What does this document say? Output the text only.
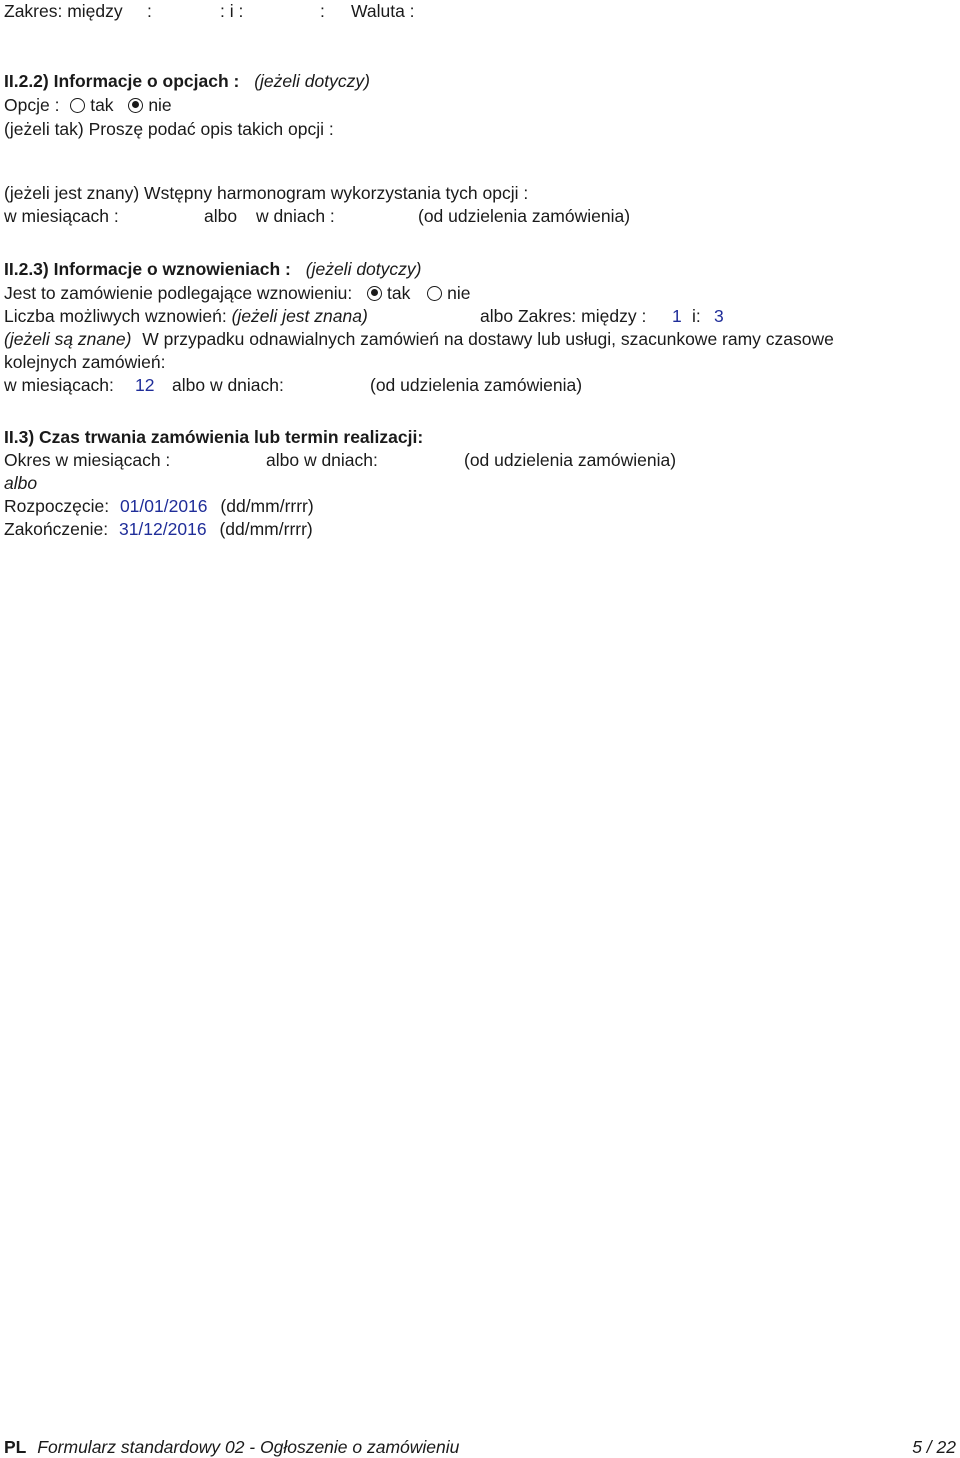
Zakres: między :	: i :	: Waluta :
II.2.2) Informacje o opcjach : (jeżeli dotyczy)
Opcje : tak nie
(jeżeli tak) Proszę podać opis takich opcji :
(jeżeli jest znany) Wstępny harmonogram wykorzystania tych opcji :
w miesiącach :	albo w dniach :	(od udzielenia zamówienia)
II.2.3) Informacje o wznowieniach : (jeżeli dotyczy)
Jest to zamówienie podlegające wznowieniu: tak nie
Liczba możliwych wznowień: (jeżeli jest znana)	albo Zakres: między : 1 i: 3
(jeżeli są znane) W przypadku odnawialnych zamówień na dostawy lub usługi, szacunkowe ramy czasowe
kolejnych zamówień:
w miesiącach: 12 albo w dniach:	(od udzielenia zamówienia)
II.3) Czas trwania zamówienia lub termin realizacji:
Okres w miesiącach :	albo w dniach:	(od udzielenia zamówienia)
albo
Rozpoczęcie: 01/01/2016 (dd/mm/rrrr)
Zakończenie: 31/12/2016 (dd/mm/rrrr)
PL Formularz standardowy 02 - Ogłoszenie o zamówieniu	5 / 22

◇ ◇ ◇

_Exercise brief:_ Scan the material above. Copy each line that holds the word "między".

_Response to the task:_
Zakres: między :	: i :	: Waluta :
Liczba możliwych wznowień: (jeżeli jest znana)	albo Zakres: między : 1 i: 3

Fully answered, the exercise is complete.